## Set exercise:
Retype all the entries word for word, but omit the pictures.

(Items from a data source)

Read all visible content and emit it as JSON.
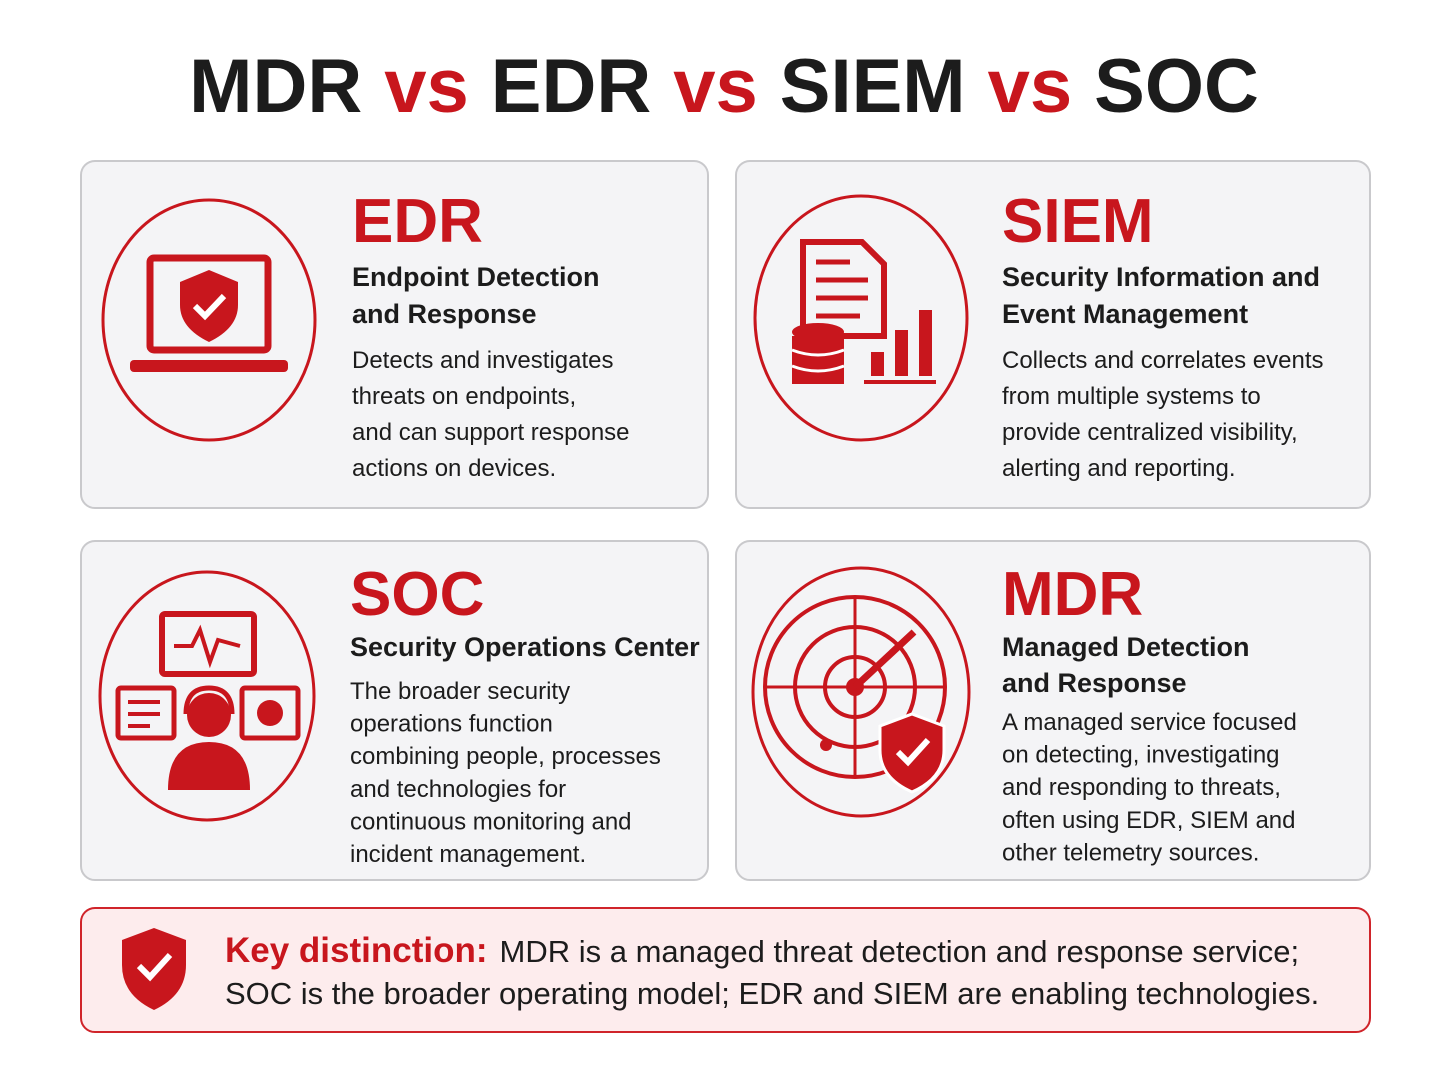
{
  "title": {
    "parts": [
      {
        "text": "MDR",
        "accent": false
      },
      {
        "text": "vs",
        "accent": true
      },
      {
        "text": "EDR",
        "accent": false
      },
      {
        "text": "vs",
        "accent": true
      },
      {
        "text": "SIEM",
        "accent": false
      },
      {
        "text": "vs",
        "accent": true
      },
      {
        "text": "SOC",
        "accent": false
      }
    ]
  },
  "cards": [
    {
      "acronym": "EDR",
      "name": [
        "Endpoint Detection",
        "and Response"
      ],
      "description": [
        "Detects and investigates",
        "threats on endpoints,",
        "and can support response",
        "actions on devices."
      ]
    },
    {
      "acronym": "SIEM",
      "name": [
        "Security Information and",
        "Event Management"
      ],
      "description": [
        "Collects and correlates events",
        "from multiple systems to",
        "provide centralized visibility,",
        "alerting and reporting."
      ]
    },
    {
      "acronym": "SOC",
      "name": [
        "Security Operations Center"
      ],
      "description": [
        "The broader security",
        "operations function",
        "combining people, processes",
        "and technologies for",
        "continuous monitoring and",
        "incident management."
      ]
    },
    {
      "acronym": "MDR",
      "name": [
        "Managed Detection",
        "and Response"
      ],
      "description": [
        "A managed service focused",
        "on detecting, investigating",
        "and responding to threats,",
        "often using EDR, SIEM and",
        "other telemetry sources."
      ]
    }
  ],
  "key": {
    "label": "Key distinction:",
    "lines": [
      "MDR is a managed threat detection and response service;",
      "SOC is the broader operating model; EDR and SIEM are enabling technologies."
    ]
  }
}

## Exercise response:
Read all visible content and emit it as JSON.
{
  "title": {
    "parts": [
      {
        "text": "MDR",
        "accent": false
      },
      {
        "text": "vs",
        "accent": true
      },
      {
        "text": "EDR",
        "accent": false
      },
      {
        "text": "vs",
        "accent": true
      },
      {
        "text": "SIEM",
        "accent": false
      },
      {
        "text": "vs",
        "accent": true
      },
      {
        "text": "SOC",
        "accent": false
      }
    ]
  },
  "cards": [
    {
      "acronym": "EDR",
      "name": [
        "Endpoint Detection",
        "and Response"
      ],
      "description": [
        "Detects and investigates",
        "threats on endpoints,",
        "and can support response",
        "actions on devices."
      ]
    },
    {
      "acronym": "SIEM",
      "name": [
        "Security Information and",
        "Event Management"
      ],
      "description": [
        "Collects and correlates events",
        "from multiple systems to",
        "provide centralized visibility,",
        "alerting and reporting."
      ]
    },
    {
      "acronym": "SOC",
      "name": [
        "Security Operations Center"
      ],
      "description": [
        "The broader security",
        "operations function",
        "combining people, processes",
        "and technologies for",
        "continuous monitoring and",
        "incident management."
      ]
    },
    {
      "acronym": "MDR",
      "name": [
        "Managed Detection",
        "and Response"
      ],
      "description": [
        "A managed service focused",
        "on detecting, investigating",
        "and responding to threats,",
        "often using EDR, SIEM and",
        "other telemetry sources."
      ]
    }
  ],
  "key": {
    "label": "Key distinction:",
    "lines": [
      "MDR is a managed threat detection and response service;",
      "SOC is the broader operating model; EDR and SIEM are enabling technologies."
    ]
  }
}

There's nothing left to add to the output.